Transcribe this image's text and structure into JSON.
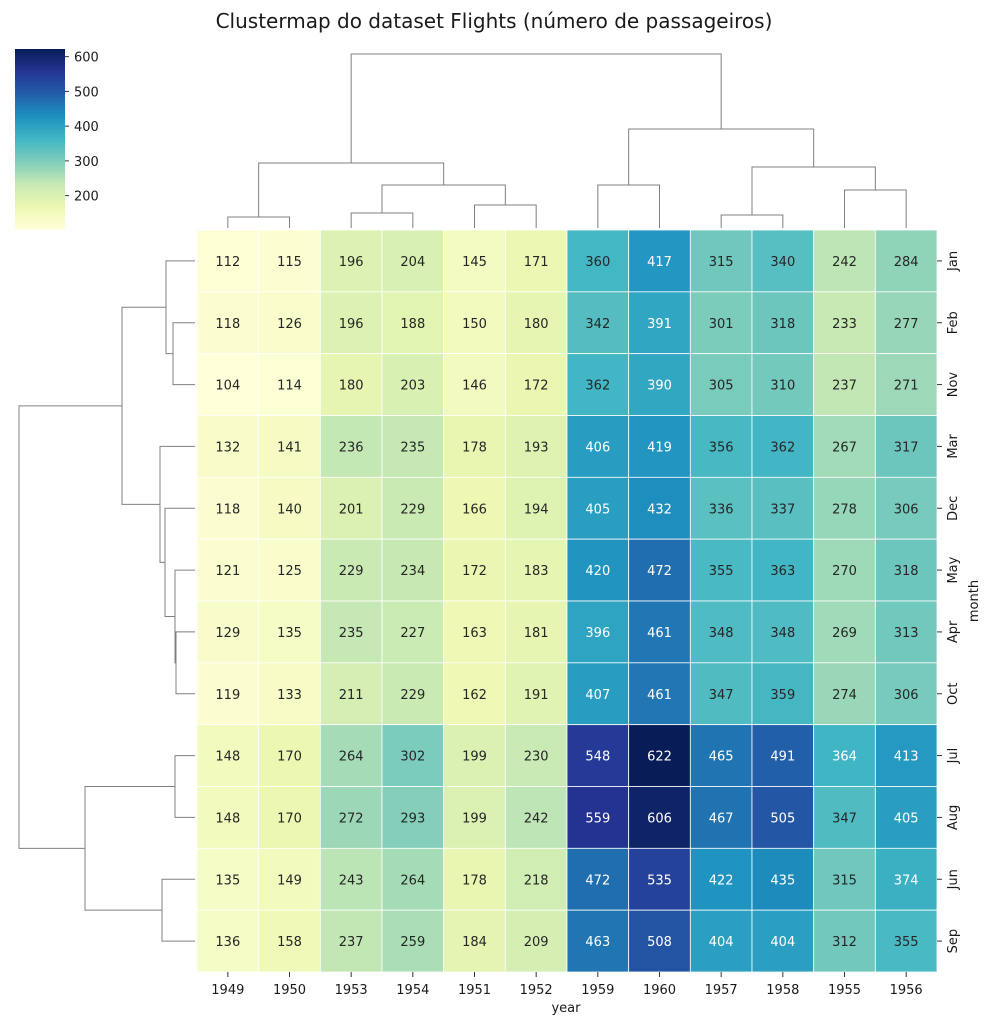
{
  "chart_data": {
    "type": "heatmap",
    "title": "Clustermap do dataset Flights (número de passageiros)",
    "xlabel": "year",
    "ylabel": "month",
    "x_categories": [
      "1949",
      "1950",
      "1953",
      "1954",
      "1951",
      "1952",
      "1959",
      "1960",
      "1957",
      "1958",
      "1955",
      "1956"
    ],
    "y_categories": [
      "Jan",
      "Feb",
      "Nov",
      "Mar",
      "Dec",
      "May",
      "Apr",
      "Oct",
      "Jul",
      "Aug",
      "Jun",
      "Sep"
    ],
    "values": [
      [
        112,
        115,
        196,
        204,
        145,
        171,
        360,
        417,
        315,
        340,
        242,
        284
      ],
      [
        118,
        126,
        196,
        188,
        150,
        180,
        342,
        391,
        301,
        318,
        233,
        277
      ],
      [
        104,
        114,
        180,
        203,
        146,
        172,
        362,
        390,
        305,
        310,
        237,
        271
      ],
      [
        132,
        141,
        236,
        235,
        178,
        193,
        406,
        419,
        356,
        362,
        267,
        317
      ],
      [
        118,
        140,
        201,
        229,
        166,
        194,
        405,
        432,
        336,
        337,
        278,
        306
      ],
      [
        121,
        125,
        229,
        234,
        172,
        183,
        420,
        472,
        355,
        363,
        270,
        318
      ],
      [
        129,
        135,
        235,
        227,
        163,
        181,
        396,
        461,
        348,
        348,
        269,
        313
      ],
      [
        119,
        133,
        211,
        229,
        162,
        191,
        407,
        461,
        347,
        359,
        274,
        306
      ],
      [
        148,
        170,
        264,
        302,
        199,
        230,
        548,
        622,
        465,
        491,
        364,
        413
      ],
      [
        148,
        170,
        272,
        293,
        199,
        242,
        559,
        606,
        467,
        505,
        347,
        405
      ],
      [
        135,
        149,
        243,
        264,
        178,
        218,
        472,
        535,
        422,
        435,
        315,
        374
      ],
      [
        136,
        158,
        237,
        259,
        184,
        209,
        463,
        508,
        404,
        404,
        312,
        355
      ]
    ],
    "colormap": "YlGnBu",
    "color_range": [
      104,
      622
    ],
    "colorbar_ticks": [
      200,
      300,
      400,
      500,
      600
    ],
    "annotations": true,
    "dendrograms": [
      "rows",
      "columns"
    ],
    "grid": false
  }
}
----
## TASK TO CARRY OUT
Transcribe the records above exactly as they appear, leaving out any pictures.

## WORKED ANSWER
Transcribe this image's text and structure into JSON.
{
  "chart_data": {
    "type": "heatmap",
    "title": "Clustermap do dataset Flights (número de passageiros)",
    "xlabel": "year",
    "ylabel": "month",
    "x_categories": [
      "1949",
      "1950",
      "1953",
      "1954",
      "1951",
      "1952",
      "1959",
      "1960",
      "1957",
      "1958",
      "1955",
      "1956"
    ],
    "y_categories": [
      "Jan",
      "Feb",
      "Nov",
      "Mar",
      "Dec",
      "May",
      "Apr",
      "Oct",
      "Jul",
      "Aug",
      "Jun",
      "Sep"
    ],
    "values": [
      [
        112,
        115,
        196,
        204,
        145,
        171,
        360,
        417,
        315,
        340,
        242,
        284
      ],
      [
        118,
        126,
        196,
        188,
        150,
        180,
        342,
        391,
        301,
        318,
        233,
        277
      ],
      [
        104,
        114,
        180,
        203,
        146,
        172,
        362,
        390,
        305,
        310,
        237,
        271
      ],
      [
        132,
        141,
        236,
        235,
        178,
        193,
        406,
        419,
        356,
        362,
        267,
        317
      ],
      [
        118,
        140,
        201,
        229,
        166,
        194,
        405,
        432,
        336,
        337,
        278,
        306
      ],
      [
        121,
        125,
        229,
        234,
        172,
        183,
        420,
        472,
        355,
        363,
        270,
        318
      ],
      [
        129,
        135,
        235,
        227,
        163,
        181,
        396,
        461,
        348,
        348,
        269,
        313
      ],
      [
        119,
        133,
        211,
        229,
        162,
        191,
        407,
        461,
        347,
        359,
        274,
        306
      ],
      [
        148,
        170,
        264,
        302,
        199,
        230,
        548,
        622,
        465,
        491,
        364,
        413
      ],
      [
        148,
        170,
        272,
        293,
        199,
        242,
        559,
        606,
        467,
        505,
        347,
        405
      ],
      [
        135,
        149,
        243,
        264,
        178,
        218,
        472,
        535,
        422,
        435,
        315,
        374
      ],
      [
        136,
        158,
        237,
        259,
        184,
        209,
        463,
        508,
        404,
        404,
        312,
        355
      ]
    ],
    "colormap": "YlGnBu",
    "color_range": [
      104,
      622
    ],
    "colorbar_ticks": [
      200,
      300,
      400,
      500,
      600
    ],
    "annotations": true,
    "dendrograms": [
      "rows",
      "columns"
    ],
    "grid": false
  }
}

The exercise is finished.